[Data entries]
########################################
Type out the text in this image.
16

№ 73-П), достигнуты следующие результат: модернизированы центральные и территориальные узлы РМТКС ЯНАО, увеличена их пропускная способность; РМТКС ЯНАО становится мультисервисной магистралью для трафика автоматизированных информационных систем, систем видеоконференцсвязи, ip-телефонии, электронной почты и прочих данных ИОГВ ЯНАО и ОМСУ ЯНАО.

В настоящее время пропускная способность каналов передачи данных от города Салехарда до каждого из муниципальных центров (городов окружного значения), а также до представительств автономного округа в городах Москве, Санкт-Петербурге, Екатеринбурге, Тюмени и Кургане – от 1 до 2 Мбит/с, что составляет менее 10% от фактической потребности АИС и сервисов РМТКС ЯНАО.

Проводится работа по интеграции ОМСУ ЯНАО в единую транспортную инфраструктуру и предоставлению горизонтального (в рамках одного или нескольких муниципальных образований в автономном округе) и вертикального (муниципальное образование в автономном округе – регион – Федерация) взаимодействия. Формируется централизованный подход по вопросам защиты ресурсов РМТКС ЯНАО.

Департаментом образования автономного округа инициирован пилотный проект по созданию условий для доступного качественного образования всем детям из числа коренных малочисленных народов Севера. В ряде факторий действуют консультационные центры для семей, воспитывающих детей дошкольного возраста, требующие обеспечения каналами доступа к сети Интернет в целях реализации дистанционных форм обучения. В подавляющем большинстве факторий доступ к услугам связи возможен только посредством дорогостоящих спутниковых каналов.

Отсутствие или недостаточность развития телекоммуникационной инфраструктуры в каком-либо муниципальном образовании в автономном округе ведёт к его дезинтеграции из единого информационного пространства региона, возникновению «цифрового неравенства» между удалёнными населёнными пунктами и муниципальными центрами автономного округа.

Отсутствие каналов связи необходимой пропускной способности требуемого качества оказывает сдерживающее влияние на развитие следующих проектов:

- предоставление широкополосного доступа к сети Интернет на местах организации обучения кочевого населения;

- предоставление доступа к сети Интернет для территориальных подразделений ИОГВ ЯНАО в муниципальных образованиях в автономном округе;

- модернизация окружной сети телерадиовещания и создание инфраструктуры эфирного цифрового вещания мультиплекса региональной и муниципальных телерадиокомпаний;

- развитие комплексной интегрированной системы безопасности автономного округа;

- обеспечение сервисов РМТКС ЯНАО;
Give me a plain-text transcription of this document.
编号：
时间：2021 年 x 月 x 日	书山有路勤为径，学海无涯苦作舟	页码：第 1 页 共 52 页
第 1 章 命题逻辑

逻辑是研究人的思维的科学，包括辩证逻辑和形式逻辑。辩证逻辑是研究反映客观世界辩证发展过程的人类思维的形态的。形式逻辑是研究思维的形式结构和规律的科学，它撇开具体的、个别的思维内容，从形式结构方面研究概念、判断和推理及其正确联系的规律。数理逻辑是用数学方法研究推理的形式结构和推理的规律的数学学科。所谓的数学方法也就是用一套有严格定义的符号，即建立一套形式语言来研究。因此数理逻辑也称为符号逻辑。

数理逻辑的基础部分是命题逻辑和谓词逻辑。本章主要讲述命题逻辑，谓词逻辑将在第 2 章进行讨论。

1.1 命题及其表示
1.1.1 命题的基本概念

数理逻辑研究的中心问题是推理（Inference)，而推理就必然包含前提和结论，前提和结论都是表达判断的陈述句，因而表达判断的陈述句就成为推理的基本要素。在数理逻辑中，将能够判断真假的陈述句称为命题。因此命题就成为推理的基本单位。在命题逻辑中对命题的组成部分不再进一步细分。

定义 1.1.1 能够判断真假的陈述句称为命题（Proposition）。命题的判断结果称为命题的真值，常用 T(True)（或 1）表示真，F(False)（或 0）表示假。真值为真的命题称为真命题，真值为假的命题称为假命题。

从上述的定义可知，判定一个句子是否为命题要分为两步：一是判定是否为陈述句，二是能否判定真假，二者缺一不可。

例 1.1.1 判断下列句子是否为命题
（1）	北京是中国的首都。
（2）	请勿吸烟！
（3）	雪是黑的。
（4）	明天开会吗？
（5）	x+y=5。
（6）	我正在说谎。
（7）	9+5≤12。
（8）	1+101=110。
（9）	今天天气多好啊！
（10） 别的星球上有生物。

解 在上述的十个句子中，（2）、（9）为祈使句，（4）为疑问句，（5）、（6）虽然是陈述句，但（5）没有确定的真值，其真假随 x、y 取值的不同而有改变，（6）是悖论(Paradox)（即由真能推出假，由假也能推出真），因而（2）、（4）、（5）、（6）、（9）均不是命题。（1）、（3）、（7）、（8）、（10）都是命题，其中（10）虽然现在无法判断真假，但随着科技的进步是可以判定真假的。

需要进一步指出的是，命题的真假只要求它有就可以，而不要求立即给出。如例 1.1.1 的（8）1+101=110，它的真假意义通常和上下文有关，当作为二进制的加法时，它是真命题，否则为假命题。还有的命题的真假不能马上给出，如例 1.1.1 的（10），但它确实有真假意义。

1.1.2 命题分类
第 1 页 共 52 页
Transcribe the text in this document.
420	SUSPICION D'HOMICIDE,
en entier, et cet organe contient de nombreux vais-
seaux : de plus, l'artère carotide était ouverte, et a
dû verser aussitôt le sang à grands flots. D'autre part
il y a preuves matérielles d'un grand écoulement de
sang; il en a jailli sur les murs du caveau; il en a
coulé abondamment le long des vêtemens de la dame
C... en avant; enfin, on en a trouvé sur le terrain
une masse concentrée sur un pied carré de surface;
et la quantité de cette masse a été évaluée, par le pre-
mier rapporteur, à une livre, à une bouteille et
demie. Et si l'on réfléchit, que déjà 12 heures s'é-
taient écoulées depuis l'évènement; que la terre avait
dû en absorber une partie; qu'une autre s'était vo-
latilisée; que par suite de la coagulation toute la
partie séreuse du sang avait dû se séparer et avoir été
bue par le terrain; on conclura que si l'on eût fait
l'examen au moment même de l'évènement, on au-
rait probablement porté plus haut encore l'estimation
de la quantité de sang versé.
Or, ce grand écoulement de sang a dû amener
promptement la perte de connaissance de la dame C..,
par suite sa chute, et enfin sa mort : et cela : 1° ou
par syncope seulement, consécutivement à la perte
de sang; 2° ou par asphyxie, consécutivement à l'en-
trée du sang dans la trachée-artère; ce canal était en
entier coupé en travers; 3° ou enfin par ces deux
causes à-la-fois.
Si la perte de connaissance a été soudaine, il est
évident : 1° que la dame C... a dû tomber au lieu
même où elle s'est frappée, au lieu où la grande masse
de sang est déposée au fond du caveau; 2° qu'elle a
########################################
• _Task directions_
Using the data above, print every record exactly as shown.

• _Task result_
Type out the text in this image.
16

№ 73-П), достигнуты следующие результат: модернизированы центральные и территориальные узлы РМТКС ЯНАО, увеличена их пропускная способность; РМТКС ЯНАО становится мультисервисной магистралью для трафика автоматизированных информационных систем, систем видеоконференцсвязи, ip-телефонии, электронной почты и прочих данных ИОГВ ЯНАО и ОМСУ ЯНАО.

В настоящее время пропускная способность каналов передачи данных от города Салехарда до каждого из муниципальных центров (городов окружного значения), а также до представительств автономного округа в городах Москве, Санкт-Петербурге, Екатеринбурге, Тюмени и Кургане – от 1 до 2 Мбит/с, что составляет менее 10% от фактической потребности АИС и сервисов РМТКС ЯНАО.

Проводится работа по интеграции ОМСУ ЯНАО в единую транспортную инфраструктуру и предоставлению горизонтального (в рамках одного или нескольких муниципальных образований в автономном округе) и вертикального (муниципальное образование в автономном округе – регион – Федерация) взаимодействия. Формируется централизованный подход по вопросам защиты ресурсов РМТКС ЯНАО.

Департаментом образования автономного округа инициирован пилотный проект по созданию условий для доступного качественного образования всем детям из числа коренных малочисленных народов Севера. В ряде факторий действуют консультационные центры для семей, воспитывающих детей дошкольного возраста, требующие обеспечения каналами доступа к сети Интернет в целях реализации дистанционных форм обучения. В подавляющем большинстве факторий доступ к услугам связи возможен только посредством дорогостоящих спутниковых каналов.

Отсутствие или недостаточность развития телекоммуникационной инфраструктуры в каком-либо муниципальном образовании в автономном округе ведёт к его дезинтеграции из единого информационного пространства региона, возникновению «цифрового неравенства» между удалёнными населёнными пунктами и муниципальными центрами автономного округа.

Отсутствие каналов связи необходимой пропускной способности требуемого качества оказывает сдерживающее влияние на развитие следующих проектов:

- предоставление широкополосного доступа к сети Интернет на местах организации обучения кочевого населения;

- предоставление доступа к сети Интернет для территориальных подразделений ИОГВ ЯНАО в муниципальных образованиях в автономном округе;

- модернизация окружной сети телерадиовещания и создание инфраструктуры эфирного цифрового вещания мультиплекса региональной и муниципальных телерадиокомпаний;

- развитие комплексной интегрированной системы безопасности автономного округа;

- обеспечение сервисов РМТКС ЯНАО;
Give me a plain-text transcription of this document.
编号：
时间：2021 年 x 月 x 日	书山有路勤为径，学海无涯苦作舟	页码：第 1 页 共 52 页
第 1 章 命题逻辑

逻辑是研究人的思维的科学，包括辩证逻辑和形式逻辑。辩证逻辑是研究反映客观世界辩证发展过程的人类思维的形态的。形式逻辑是研究思维的形式结构和规律的科学，它撇开具体的、个别的思维内容，从形式结构方面研究概念、判断和推理及其正确联系的规律。数理逻辑是用数学方法研究推理的形式结构和推理的规律的数学学科。所谓的数学方法也就是用一套有严格定义的符号，即建立一套形式语言来研究。因此数理逻辑也称为符号逻辑。

数理逻辑的基础部分是命题逻辑和谓词逻辑。本章主要讲述命题逻辑，谓词逻辑将在第 2 章进行讨论。

1.1 命题及其表示
1.1.1 命题的基本概念

数理逻辑研究的中心问题是推理（Inference)，而推理就必然包含前提和结论，前提和结论都是表达判断的陈述句，因而表达判断的陈述句就成为推理的基本要素。在数理逻辑中，将能够判断真假的陈述句称为命题。因此命题就成为推理的基本单位。在命题逻辑中对命题的组成部分不再进一步细分。

定义 1.1.1 能够判断真假的陈述句称为命题（Proposition）。命题的判断结果称为命题的真值，常用 T(True)（或 1）表示真，F(False)（或 0）表示假。真值为真的命题称为真命题，真值为假的命题称为假命题。

从上述的定义可知，判定一个句子是否为命题要分为两步：一是判定是否为陈述句，二是能否判定真假，二者缺一不可。

例 1.1.1 判断下列句子是否为命题
（1）	北京是中国的首都。
（2）	请勿吸烟！
（3）	雪是黑的。
（4）	明天开会吗？
（5）	x+y=5。
（6）	我正在说谎。
（7）	9+5≤12。
（8）	1+101=110。
（9）	今天天气多好啊！
（10） 别的星球上有生物。

解 在上述的十个句子中，（2）、（9）为祈使句，（4）为疑问句，（5）、（6）虽然是陈述句，但（5）没有确定的真值，其真假随 x、y 取值的不同而有改变，（6）是悖论(Paradox)（即由真能推出假，由假也能推出真），因而（2）、（4）、（5）、（6）、（9）均不是命题。（1）、（3）、（7）、（8）、（10）都是命题，其中（10）虽然现在无法判断真假，但随着科技的进步是可以判定真假的。

需要进一步指出的是，命题的真假只要求它有就可以，而不要求立即给出。如例 1.1.1 的（8）1+101=110，它的真假意义通常和上下文有关，当作为二进制的加法时，它是真命题，否则为假命题。还有的命题的真假不能马上给出，如例 1.1.1 的（10），但它确实有真假意义。

1.1.2 命题分类
第 1 页 共 52 页
Transcribe the text in this document.
420	SUSPICION D'HOMICIDE,
en entier, et cet organe contient de nombreux vais-
seaux : de plus, l'artère carotide était ouverte, et a
dû verser aussitôt le sang à grands flots. D'autre part
il y a preuves matérielles d'un grand écoulement de
sang; il en a jailli sur les murs du caveau; il en a
coulé abondamment le long des vêtemens de la dame
C... en avant; enfin, on en a trouvé sur le terrain
une masse concentrée sur un pied carré de surface;
et la quantité de cette masse a été évaluée, par le pre-
mier rapporteur, à une livre, à une bouteille et
demie. Et si l'on réfléchit, que déjà 12 heures s'é-
taient écoulées depuis l'évènement; que la terre avait
dû en absorber une partie; qu'une autre s'était vo-
latilisée; que par suite de la coagulation toute la
partie séreuse du sang avait dû se séparer et avoir été
bue par le terrain; on conclura que si l'on eût fait
l'examen au moment même de l'évènement, on au-
rait probablement porté plus haut encore l'estimation
de la quantité de sang versé.
Or, ce grand écoulement de sang a dû amener
promptement la perte de connaissance de la dame C..,
par suite sa chute, et enfin sa mort : et cela : 1° ou
par syncope seulement, consécutivement à la perte
de sang; 2° ou par asphyxie, consécutivement à l'en-
trée du sang dans la trachée-artère; ce canal était en
entier coupé en travers; 3° ou enfin par ces deux
causes à-la-fois.
Si la perte de connaissance a été soudaine, il est
évident : 1° que la dame C... a dû tomber au lieu
même où elle s'est frappée, au lieu où la grande masse
de sang est déposée au fond du caveau; 2° qu'elle a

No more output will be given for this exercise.